-- START OF GIVEN RECORDS --
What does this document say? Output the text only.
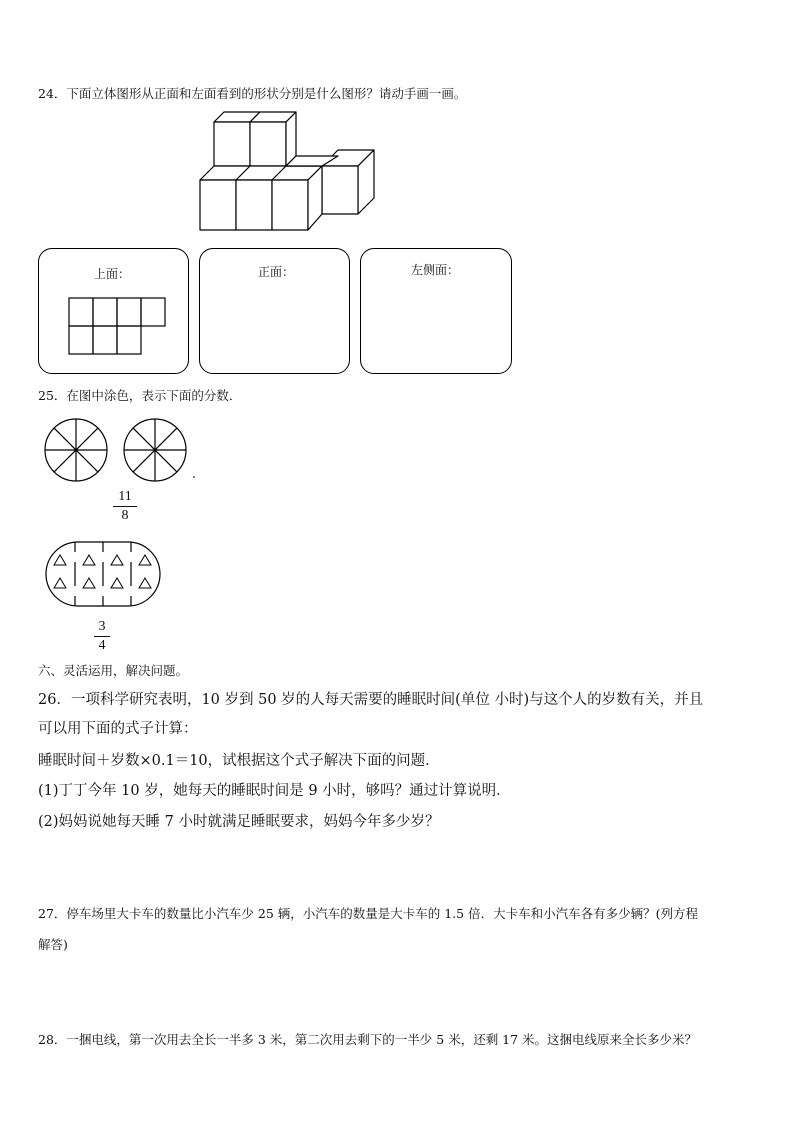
24．下面立体图形从正面和左面看到的形状分别是什么图形？请动手画一画。
上面：	正面：	左侧面：
25．在图中涂色，表示下面的分数．
11
8
3
4
六、灵活运用，解决问题。
26．一项科学研究表明，10 岁到 50 岁的人每天需要的睡眠时间(单位 小时)与这个人的岁数有关，并且
可以用下面的式子计算：
睡眠时间＋岁数×0.1＝10，试根据这个式子解决下面的问题．
(1)丁丁今年 10 岁，她每天的睡眠时间是 9 小时，够吗？通过计算说明．
(2)妈妈说她每天睡 7 小时就满足睡眠要求，妈妈今年多少岁？
27．停车场里大卡车的数量比小汽车少 25 辆，小汽车的数量是大卡车的 1.5 倍．大卡车和小汽车各有多少辆？(列方程
解答)
28．一捆电线，第一次用去全长一半多 3 米，第二次用去剩下的一半少 5 米，还剩 17 米。这捆电线原来全长多少米？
-- END OF GIVEN RECORDS --
**OBJECTIVE:** Your copy should repeat each entry above exactly but contain no pictures.

**ANSWER:**
What does this document say? Output the text only.
24．下面立体图形从正面和左面看到的形状分别是什么图形？请动手画一画。
上面：	正面：	左侧面：
25．在图中涂色，表示下面的分数．
11
8
3
4
六、灵活运用，解决问题。
26．一项科学研究表明，10 岁到 50 岁的人每天需要的睡眠时间(单位 小时)与这个人的岁数有关，并且
可以用下面的式子计算：
睡眠时间＋岁数×0.1＝10，试根据这个式子解决下面的问题．
(1)丁丁今年 10 岁，她每天的睡眠时间是 9 小时，够吗？通过计算说明．
(2)妈妈说她每天睡 7 小时就满足睡眠要求，妈妈今年多少岁？
27．停车场里大卡车的数量比小汽车少 25 辆，小汽车的数量是大卡车的 1.5 倍．大卡车和小汽车各有多少辆？(列方程
解答)
28．一捆电线，第一次用去全长一半多 3 米，第二次用去剩下的一半少 5 米，还剩 17 米。这捆电线原来全长多少米？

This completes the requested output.